(A run of records)
(begin)
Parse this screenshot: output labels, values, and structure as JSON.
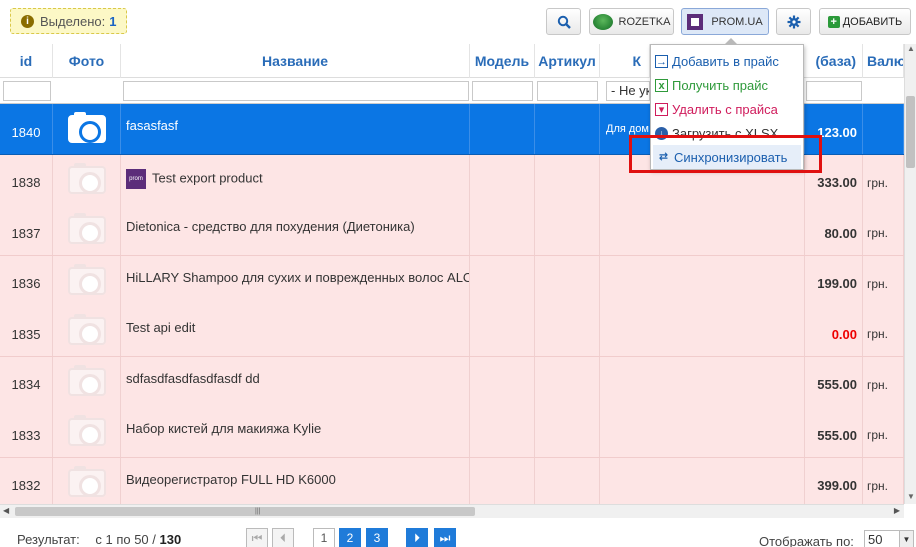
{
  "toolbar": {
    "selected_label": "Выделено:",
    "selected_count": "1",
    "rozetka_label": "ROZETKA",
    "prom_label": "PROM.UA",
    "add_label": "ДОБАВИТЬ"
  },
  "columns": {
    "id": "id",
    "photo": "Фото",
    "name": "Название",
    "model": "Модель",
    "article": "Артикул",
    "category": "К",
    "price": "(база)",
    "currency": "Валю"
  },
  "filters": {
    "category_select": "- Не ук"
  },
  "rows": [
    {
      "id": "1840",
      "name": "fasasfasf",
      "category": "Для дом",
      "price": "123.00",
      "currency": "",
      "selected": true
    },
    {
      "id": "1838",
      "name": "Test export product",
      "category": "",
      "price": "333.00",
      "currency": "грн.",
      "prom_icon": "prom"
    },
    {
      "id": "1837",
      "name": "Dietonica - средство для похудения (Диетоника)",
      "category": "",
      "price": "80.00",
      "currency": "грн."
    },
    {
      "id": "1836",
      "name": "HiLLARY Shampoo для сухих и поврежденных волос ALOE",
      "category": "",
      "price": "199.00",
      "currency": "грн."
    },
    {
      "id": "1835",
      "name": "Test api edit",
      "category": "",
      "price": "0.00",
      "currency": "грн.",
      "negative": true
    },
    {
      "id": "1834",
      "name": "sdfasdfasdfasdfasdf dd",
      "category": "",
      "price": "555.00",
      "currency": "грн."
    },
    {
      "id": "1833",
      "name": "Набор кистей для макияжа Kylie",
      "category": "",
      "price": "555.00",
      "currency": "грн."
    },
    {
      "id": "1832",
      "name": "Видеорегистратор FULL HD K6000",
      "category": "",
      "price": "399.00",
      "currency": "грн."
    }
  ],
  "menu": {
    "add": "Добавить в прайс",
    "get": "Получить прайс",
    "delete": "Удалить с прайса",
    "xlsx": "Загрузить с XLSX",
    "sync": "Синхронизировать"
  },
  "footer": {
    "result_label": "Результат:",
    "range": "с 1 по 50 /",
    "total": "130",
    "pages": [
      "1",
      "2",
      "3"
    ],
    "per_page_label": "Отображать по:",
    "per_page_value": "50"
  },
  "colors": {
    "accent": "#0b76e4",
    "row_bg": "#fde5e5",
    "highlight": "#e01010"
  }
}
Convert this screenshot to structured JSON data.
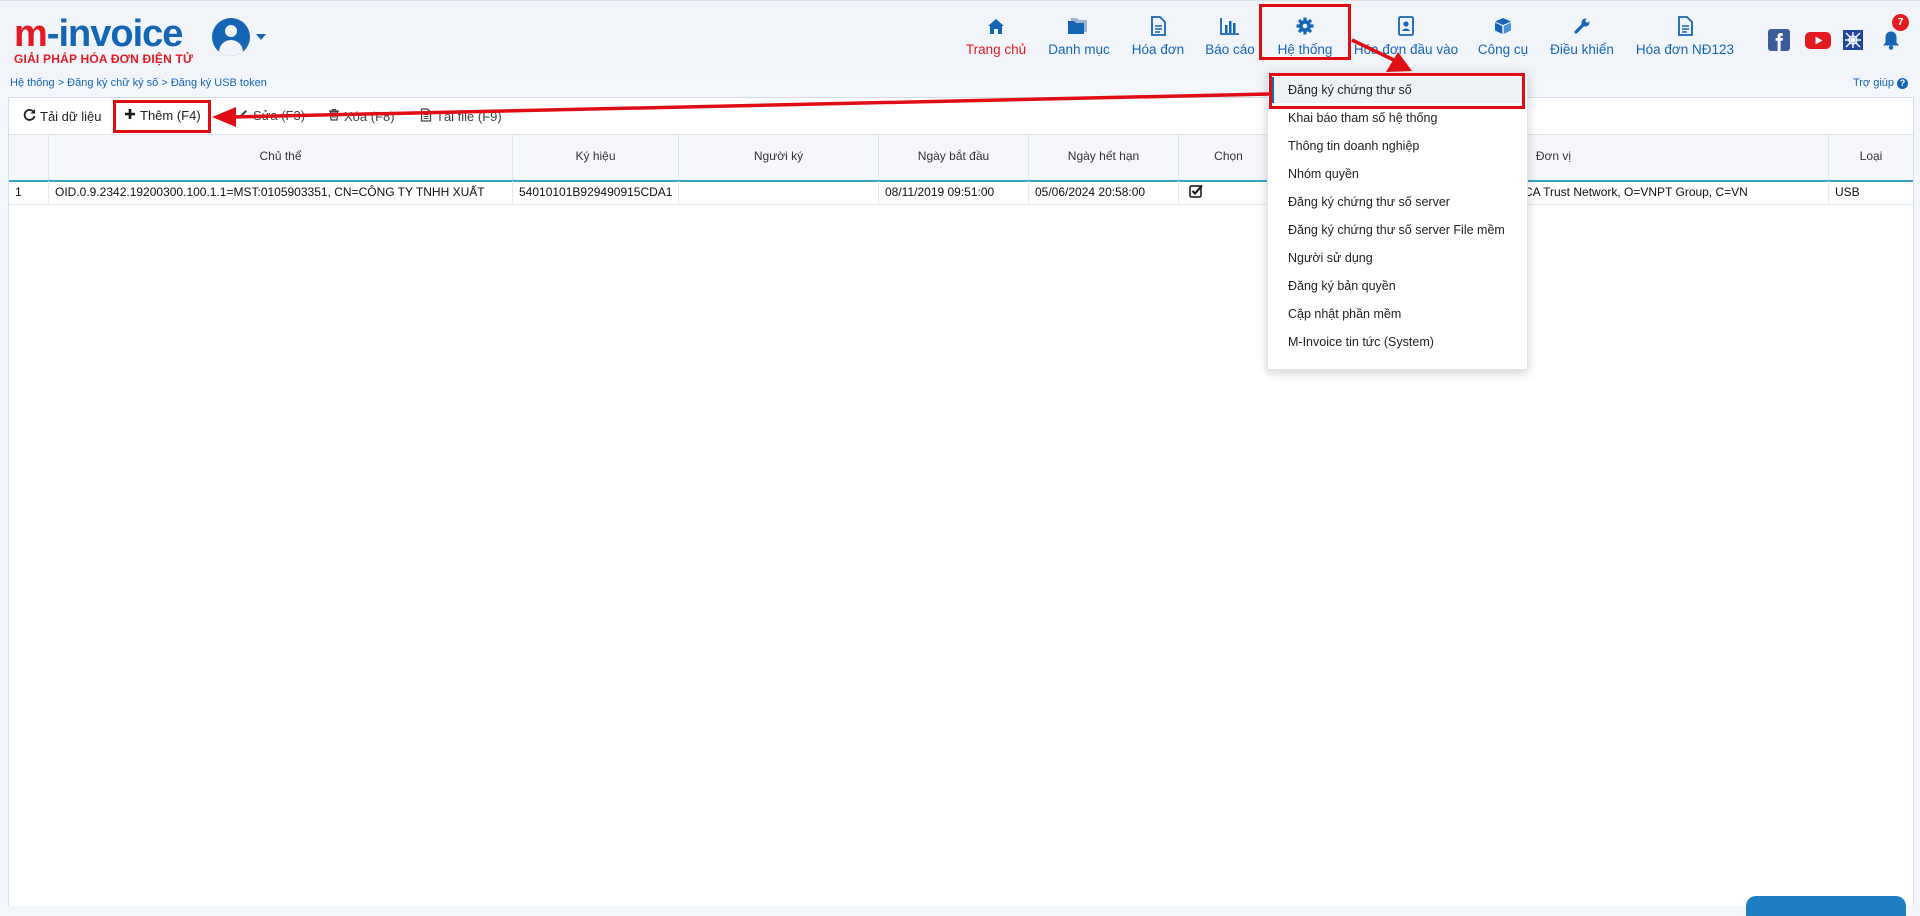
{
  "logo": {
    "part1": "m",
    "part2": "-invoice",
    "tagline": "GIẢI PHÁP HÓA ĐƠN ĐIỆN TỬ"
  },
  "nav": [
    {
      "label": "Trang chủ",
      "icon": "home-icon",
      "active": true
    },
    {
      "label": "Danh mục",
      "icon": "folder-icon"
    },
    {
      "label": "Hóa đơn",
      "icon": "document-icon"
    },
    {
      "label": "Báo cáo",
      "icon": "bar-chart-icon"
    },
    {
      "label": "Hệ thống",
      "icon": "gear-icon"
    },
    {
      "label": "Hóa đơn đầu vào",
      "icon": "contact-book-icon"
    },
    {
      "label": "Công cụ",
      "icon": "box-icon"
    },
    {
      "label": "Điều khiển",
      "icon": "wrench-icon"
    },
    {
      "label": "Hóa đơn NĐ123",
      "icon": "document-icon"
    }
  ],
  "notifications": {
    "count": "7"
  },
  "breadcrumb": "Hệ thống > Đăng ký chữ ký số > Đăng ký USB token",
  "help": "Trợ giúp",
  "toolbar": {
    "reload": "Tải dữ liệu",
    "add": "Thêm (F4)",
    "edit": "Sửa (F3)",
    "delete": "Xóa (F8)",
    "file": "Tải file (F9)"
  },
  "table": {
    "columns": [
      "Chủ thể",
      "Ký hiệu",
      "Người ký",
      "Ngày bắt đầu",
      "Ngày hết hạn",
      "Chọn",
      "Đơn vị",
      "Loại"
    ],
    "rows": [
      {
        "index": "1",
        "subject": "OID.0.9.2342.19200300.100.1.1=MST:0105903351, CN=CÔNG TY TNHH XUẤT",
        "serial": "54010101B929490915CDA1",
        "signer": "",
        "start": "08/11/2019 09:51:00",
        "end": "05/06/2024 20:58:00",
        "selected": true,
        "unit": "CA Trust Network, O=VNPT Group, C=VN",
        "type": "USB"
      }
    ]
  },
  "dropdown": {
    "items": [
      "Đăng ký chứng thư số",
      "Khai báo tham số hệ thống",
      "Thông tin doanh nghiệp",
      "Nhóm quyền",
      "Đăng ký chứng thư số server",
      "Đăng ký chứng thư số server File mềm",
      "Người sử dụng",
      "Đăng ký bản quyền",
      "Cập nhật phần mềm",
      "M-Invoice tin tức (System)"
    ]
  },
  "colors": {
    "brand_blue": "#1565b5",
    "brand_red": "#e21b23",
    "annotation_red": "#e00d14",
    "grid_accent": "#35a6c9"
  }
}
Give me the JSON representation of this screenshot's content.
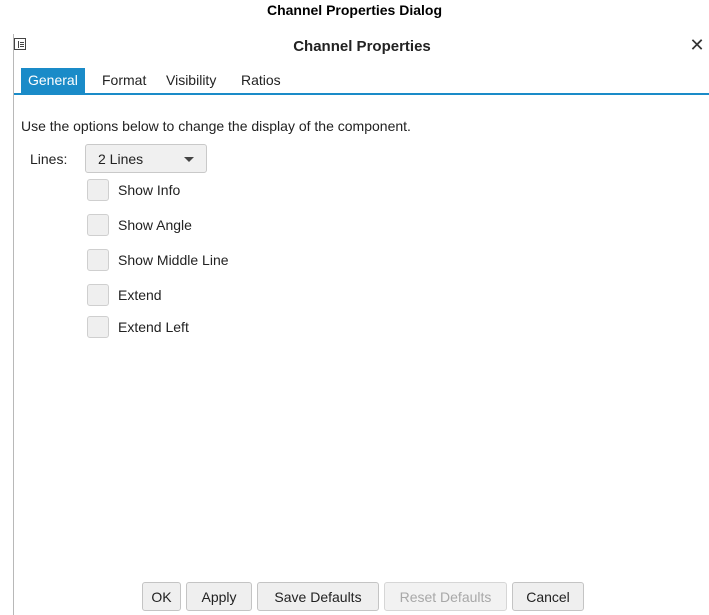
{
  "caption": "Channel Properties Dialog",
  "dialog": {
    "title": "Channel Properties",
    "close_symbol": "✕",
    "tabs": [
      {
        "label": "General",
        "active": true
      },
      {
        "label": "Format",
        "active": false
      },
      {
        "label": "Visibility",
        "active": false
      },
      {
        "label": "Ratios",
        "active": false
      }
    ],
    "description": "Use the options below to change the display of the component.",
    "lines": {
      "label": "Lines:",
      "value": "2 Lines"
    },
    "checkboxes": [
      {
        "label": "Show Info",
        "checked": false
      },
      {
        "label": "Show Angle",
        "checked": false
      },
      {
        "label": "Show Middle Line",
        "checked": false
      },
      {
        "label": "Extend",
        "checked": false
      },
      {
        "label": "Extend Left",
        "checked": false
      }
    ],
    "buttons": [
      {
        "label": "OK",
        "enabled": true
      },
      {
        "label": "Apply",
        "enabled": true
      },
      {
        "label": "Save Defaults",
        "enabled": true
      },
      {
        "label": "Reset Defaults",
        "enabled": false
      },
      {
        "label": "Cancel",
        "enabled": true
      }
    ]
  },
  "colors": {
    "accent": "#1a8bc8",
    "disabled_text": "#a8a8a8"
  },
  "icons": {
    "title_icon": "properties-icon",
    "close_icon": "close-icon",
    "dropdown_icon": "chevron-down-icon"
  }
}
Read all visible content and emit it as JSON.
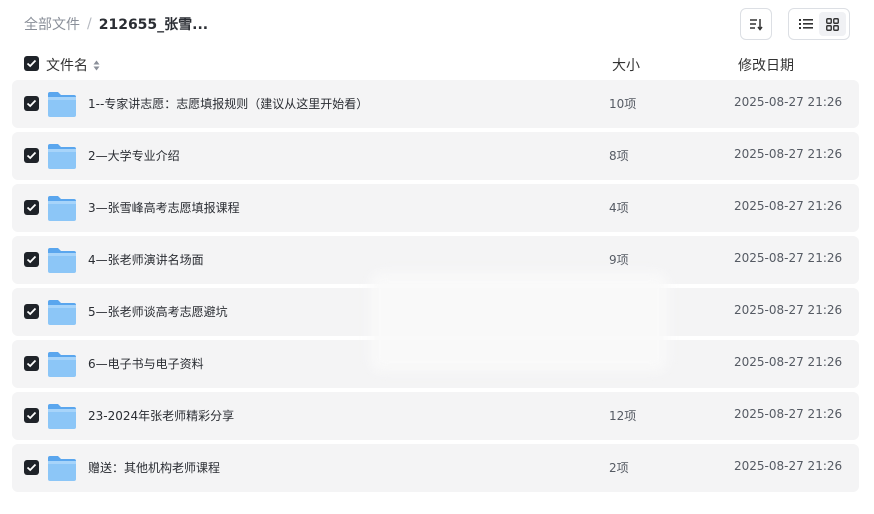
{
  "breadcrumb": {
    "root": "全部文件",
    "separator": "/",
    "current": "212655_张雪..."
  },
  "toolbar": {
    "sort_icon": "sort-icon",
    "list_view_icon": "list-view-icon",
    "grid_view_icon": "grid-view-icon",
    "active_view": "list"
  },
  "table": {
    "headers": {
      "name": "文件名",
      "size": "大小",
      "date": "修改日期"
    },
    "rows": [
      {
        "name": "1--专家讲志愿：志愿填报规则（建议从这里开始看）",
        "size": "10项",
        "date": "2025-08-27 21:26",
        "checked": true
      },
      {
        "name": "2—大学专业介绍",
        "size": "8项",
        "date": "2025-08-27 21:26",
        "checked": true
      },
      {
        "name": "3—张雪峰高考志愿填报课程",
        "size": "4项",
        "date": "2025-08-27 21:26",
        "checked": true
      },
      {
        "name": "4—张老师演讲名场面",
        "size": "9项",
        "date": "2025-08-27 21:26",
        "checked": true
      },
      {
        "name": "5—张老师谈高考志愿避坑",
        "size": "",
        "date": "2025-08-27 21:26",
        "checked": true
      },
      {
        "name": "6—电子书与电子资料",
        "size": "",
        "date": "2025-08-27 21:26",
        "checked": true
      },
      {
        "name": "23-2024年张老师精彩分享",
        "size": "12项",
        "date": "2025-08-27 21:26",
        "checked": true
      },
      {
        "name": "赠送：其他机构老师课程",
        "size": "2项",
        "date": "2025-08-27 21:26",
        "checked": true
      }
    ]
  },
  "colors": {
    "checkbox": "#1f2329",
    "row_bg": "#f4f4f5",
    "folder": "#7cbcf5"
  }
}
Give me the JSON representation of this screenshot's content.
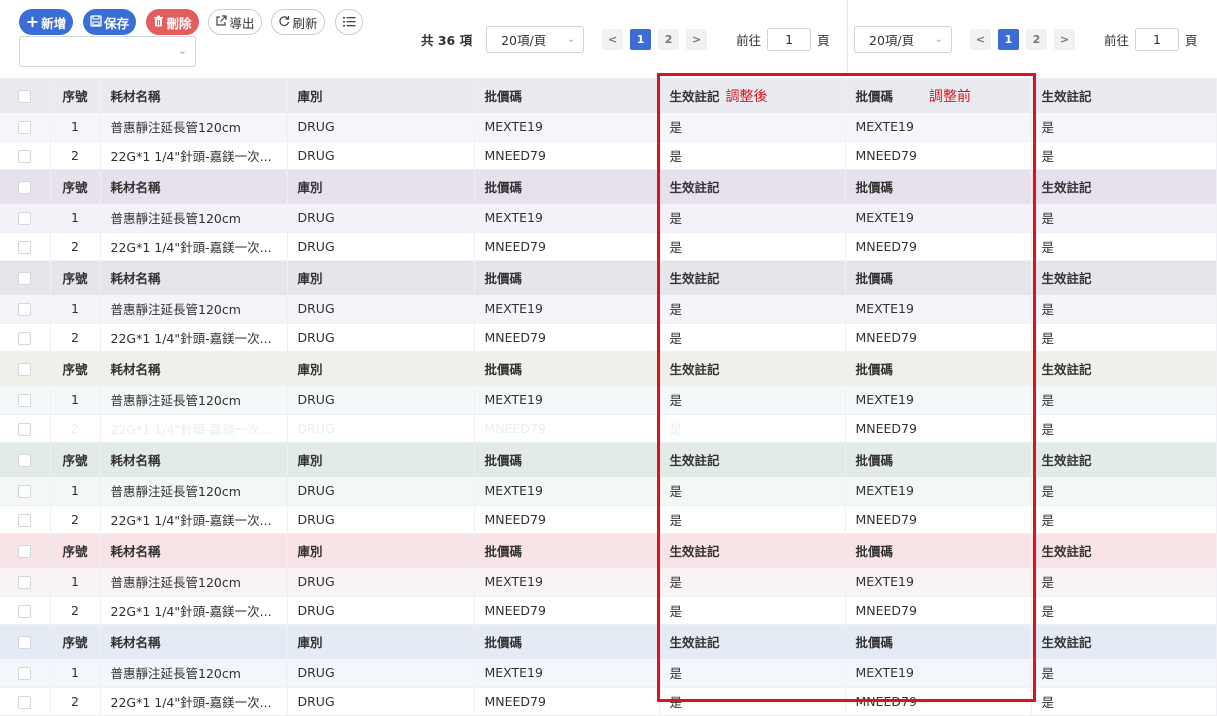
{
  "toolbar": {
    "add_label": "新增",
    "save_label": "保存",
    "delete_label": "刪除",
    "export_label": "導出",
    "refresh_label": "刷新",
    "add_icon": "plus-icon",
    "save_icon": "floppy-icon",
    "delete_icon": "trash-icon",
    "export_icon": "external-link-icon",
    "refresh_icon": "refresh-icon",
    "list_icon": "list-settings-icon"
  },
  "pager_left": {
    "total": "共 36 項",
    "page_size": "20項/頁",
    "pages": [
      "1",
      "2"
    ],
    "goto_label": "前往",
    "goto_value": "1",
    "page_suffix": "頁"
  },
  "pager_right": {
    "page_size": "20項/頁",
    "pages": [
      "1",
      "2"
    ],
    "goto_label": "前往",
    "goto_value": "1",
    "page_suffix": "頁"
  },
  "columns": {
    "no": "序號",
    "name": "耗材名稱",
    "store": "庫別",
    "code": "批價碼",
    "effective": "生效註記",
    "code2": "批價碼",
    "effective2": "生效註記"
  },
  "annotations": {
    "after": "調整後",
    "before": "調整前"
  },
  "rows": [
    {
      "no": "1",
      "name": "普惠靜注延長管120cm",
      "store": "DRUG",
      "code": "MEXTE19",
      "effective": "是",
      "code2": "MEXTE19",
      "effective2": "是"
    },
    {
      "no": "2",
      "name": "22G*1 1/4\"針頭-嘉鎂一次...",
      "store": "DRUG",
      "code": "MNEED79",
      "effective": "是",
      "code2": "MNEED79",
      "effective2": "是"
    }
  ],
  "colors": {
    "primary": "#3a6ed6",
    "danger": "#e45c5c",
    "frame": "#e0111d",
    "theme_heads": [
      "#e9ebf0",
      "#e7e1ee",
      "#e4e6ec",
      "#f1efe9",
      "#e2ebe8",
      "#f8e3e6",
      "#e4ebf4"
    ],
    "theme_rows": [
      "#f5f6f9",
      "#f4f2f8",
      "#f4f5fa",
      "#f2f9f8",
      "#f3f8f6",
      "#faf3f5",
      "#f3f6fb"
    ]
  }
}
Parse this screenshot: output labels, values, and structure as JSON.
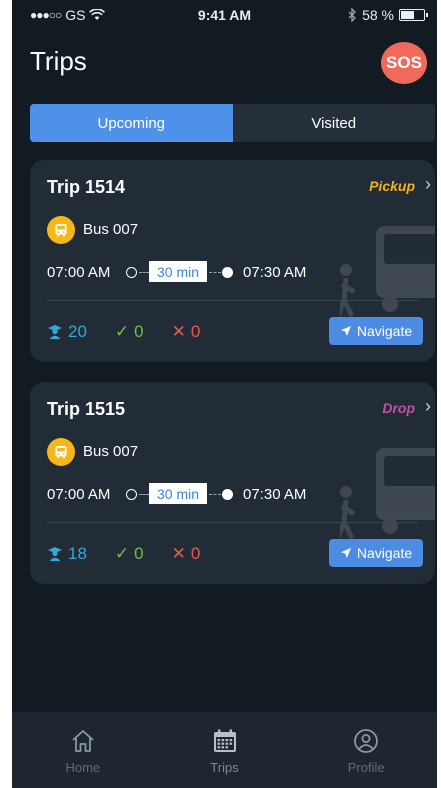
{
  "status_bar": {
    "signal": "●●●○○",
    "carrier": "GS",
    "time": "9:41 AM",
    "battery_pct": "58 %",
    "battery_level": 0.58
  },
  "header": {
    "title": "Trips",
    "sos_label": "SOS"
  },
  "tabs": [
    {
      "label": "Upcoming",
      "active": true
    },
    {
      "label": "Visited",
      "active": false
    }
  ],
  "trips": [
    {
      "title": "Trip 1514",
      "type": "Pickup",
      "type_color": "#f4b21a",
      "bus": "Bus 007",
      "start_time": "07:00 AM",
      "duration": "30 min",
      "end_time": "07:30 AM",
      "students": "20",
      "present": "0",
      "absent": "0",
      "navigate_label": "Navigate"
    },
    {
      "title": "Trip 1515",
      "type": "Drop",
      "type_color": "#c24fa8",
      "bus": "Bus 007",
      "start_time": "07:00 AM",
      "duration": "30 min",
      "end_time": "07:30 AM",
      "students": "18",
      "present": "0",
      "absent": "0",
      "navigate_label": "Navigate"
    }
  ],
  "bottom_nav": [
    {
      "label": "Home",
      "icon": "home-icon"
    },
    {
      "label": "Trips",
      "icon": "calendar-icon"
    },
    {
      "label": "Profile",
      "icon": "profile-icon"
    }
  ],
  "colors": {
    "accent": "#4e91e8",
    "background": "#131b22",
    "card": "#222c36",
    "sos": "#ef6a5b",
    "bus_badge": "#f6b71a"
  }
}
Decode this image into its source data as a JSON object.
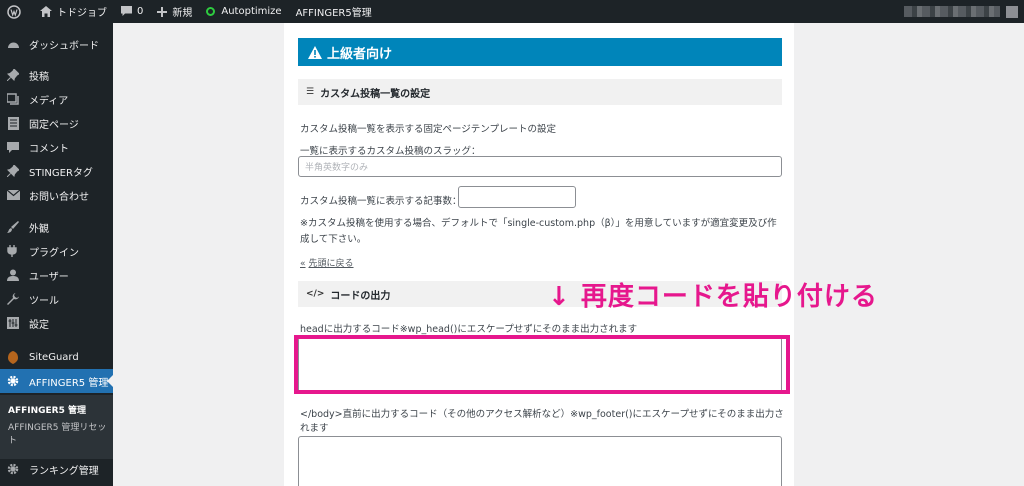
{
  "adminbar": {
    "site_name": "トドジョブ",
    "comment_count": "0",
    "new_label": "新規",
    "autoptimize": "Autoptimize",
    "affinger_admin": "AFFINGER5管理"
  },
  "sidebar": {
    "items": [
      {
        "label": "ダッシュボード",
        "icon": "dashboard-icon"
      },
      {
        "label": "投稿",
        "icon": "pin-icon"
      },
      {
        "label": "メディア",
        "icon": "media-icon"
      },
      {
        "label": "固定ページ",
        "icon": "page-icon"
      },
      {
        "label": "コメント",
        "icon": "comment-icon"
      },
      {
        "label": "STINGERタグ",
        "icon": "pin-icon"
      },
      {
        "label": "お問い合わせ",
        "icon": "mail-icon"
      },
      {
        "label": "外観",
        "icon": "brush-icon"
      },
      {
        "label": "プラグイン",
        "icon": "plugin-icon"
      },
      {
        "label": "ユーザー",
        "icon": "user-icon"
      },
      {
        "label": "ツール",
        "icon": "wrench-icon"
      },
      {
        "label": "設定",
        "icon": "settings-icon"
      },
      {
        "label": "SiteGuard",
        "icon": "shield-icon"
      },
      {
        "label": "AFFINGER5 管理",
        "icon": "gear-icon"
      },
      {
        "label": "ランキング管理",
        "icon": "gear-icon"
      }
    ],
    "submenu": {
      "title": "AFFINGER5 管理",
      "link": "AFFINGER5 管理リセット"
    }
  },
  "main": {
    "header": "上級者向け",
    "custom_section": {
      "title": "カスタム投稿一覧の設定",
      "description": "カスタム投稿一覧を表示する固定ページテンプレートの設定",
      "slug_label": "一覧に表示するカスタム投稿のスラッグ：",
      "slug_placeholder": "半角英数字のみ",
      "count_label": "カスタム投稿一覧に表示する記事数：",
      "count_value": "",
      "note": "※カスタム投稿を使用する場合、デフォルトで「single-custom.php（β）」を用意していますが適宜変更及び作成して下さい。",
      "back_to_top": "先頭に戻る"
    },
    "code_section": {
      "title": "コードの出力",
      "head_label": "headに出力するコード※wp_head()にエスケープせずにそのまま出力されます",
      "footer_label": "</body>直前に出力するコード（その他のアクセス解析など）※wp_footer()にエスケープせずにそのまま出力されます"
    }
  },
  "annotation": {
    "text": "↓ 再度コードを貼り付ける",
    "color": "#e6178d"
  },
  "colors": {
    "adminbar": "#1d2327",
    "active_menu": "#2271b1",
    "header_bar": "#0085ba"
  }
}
(end)
Take every line from the data above that holds "server" and copy it out.

__RESULT OF THIS TASK__:
      "Đăng ký chứng thư số server",
      "Đăng ký chứng thư số server File mềm",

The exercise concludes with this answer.